Task input
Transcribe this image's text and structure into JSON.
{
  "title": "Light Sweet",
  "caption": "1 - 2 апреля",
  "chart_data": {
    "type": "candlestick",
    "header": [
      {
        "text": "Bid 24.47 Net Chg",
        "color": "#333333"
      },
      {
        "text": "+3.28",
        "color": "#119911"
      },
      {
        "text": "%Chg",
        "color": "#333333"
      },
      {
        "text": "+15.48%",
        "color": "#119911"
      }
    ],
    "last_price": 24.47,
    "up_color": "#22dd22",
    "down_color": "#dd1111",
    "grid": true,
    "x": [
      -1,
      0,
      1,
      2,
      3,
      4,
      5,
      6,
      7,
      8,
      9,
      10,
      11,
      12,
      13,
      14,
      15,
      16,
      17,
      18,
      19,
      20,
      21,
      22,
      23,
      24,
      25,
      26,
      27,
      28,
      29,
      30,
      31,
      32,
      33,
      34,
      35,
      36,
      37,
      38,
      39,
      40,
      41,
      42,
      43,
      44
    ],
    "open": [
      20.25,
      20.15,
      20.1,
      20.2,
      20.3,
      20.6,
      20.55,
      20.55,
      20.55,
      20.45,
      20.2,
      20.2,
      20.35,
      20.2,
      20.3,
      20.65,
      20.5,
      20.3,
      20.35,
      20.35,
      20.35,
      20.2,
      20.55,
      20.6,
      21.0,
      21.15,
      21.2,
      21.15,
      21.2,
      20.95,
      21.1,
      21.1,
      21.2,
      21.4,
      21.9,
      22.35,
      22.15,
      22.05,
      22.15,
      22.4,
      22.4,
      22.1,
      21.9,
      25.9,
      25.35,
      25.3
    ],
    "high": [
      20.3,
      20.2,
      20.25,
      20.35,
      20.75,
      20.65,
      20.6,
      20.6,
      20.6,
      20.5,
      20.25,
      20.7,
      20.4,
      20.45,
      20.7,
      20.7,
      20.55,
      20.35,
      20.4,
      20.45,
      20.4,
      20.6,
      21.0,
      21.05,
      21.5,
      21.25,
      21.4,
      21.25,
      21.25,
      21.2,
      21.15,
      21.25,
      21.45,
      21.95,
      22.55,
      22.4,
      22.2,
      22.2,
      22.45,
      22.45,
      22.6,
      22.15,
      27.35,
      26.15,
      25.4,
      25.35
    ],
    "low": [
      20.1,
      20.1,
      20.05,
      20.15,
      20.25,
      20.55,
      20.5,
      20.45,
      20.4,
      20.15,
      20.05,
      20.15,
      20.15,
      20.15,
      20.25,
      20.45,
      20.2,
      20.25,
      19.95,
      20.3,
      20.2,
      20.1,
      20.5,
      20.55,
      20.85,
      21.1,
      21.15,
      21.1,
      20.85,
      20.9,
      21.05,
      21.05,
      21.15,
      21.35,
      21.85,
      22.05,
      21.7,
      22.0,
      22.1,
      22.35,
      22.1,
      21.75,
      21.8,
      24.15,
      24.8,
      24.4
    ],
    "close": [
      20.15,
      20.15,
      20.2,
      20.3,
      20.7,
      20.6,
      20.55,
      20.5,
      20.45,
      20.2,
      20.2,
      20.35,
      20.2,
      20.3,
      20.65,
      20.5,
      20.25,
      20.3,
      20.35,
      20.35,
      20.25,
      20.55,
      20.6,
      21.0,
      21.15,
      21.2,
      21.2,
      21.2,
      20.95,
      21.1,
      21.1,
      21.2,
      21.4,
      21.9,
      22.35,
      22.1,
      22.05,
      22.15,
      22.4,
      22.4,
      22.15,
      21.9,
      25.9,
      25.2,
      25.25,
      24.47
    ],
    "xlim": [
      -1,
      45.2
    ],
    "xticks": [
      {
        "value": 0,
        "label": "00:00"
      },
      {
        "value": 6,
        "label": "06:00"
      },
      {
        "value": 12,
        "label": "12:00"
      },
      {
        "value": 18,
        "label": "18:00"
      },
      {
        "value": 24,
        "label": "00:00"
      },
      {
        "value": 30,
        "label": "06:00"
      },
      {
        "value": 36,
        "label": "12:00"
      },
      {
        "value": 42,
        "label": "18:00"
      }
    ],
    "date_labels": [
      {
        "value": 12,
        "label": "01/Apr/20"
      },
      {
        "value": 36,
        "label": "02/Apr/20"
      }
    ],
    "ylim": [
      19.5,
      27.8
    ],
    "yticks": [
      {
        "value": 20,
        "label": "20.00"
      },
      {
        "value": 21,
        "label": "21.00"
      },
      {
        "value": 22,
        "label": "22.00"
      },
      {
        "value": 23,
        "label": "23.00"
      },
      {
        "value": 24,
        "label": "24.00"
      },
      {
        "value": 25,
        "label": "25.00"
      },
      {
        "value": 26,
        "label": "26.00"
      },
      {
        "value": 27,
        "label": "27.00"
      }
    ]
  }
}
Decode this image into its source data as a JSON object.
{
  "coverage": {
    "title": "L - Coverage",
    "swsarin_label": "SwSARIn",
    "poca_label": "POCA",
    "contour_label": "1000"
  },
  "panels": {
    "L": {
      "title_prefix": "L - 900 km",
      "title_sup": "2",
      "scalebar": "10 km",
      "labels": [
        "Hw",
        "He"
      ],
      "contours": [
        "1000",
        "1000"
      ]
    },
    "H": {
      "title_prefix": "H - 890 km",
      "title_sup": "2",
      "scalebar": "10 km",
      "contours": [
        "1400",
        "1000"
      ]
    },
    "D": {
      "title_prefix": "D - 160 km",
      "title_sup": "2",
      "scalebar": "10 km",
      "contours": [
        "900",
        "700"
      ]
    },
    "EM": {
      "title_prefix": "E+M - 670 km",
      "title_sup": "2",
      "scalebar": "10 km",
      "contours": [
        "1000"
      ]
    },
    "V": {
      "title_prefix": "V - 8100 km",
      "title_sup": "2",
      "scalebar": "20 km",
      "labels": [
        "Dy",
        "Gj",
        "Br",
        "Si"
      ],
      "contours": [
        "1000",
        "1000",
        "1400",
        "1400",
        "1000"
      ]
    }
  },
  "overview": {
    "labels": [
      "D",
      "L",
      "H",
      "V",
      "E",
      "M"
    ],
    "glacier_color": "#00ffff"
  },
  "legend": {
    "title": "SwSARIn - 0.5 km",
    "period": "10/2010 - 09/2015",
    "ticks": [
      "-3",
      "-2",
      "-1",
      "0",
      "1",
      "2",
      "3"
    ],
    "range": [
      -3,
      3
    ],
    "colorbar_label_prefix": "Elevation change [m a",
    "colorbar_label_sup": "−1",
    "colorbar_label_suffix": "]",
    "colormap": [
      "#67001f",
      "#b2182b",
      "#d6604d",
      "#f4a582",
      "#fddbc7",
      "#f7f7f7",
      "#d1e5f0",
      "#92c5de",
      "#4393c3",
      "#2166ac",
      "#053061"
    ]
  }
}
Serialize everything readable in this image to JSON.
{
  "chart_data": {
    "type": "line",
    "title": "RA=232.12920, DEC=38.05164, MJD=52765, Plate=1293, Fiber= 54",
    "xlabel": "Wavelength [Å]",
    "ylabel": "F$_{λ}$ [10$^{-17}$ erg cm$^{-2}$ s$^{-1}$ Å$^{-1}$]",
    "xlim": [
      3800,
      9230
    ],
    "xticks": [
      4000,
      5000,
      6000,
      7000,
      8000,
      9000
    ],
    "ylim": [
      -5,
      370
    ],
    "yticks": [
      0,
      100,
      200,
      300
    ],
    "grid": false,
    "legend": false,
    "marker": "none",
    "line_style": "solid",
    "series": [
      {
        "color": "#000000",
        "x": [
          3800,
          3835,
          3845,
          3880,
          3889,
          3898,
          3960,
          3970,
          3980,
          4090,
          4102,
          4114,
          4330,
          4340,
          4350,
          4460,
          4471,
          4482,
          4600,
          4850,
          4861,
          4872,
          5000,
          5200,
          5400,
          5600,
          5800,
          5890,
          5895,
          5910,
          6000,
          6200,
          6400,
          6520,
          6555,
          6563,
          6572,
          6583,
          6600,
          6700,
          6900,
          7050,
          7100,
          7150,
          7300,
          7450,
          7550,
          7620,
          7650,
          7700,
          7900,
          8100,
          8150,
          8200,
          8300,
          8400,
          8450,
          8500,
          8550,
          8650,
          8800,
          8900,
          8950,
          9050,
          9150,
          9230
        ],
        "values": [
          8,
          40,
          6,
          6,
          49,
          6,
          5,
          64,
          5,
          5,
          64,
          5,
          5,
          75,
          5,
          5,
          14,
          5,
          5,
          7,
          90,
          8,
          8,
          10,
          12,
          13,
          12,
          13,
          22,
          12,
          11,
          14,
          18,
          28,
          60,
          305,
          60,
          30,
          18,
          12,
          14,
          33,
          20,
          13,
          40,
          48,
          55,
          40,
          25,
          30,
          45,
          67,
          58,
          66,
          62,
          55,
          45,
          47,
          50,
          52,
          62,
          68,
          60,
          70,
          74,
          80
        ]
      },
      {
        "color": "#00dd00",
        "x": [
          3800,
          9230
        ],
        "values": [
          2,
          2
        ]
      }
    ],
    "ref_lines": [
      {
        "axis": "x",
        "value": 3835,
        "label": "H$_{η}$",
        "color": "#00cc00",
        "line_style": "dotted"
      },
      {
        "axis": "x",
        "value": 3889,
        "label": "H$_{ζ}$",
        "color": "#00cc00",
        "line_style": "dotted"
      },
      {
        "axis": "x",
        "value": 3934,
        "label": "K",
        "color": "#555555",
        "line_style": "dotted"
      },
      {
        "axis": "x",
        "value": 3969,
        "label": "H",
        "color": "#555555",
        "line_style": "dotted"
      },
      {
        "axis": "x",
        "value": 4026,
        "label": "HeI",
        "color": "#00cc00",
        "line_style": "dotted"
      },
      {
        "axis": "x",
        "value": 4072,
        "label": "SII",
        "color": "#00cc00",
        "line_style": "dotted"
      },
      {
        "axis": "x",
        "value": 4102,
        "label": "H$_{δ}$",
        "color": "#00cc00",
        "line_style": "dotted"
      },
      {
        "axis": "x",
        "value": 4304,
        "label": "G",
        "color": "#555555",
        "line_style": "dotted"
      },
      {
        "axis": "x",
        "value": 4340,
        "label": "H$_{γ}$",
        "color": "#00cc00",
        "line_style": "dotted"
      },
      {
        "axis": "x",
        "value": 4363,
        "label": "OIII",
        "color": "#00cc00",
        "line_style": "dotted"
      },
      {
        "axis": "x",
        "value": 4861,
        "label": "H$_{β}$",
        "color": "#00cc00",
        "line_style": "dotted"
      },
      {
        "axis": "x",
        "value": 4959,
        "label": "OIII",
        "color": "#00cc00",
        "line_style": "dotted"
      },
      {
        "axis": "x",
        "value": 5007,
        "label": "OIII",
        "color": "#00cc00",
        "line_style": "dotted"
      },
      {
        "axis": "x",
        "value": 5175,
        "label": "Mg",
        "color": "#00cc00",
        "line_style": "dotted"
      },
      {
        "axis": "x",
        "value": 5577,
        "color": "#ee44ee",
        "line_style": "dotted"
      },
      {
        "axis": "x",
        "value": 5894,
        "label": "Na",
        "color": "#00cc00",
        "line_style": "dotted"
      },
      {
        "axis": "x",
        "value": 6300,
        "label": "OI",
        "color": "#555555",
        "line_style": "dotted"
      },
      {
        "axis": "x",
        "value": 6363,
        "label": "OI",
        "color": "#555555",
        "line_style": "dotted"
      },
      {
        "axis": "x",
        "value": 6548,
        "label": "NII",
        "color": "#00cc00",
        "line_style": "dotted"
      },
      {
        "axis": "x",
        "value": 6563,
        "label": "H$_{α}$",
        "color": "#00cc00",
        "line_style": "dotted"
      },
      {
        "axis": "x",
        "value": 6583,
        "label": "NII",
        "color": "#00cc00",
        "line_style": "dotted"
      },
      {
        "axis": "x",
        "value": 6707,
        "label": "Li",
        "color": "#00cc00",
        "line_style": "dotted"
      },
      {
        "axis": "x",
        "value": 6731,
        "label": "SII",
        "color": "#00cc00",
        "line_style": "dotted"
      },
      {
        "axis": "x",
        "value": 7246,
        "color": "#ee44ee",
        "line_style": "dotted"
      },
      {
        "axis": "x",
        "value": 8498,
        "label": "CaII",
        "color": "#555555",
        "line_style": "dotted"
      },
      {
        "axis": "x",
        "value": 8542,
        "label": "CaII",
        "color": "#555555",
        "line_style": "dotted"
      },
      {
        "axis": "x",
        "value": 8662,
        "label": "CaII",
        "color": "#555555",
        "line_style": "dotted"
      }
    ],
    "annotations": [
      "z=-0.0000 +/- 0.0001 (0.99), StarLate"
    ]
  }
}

Exercise
Lines containing the string "JSON" are to be selected and copied.

Task result
Transcribe this image's text and structure into JSON.
Decode this image into its source data as a JSON object.
Serialize everything readable in this image to JSON.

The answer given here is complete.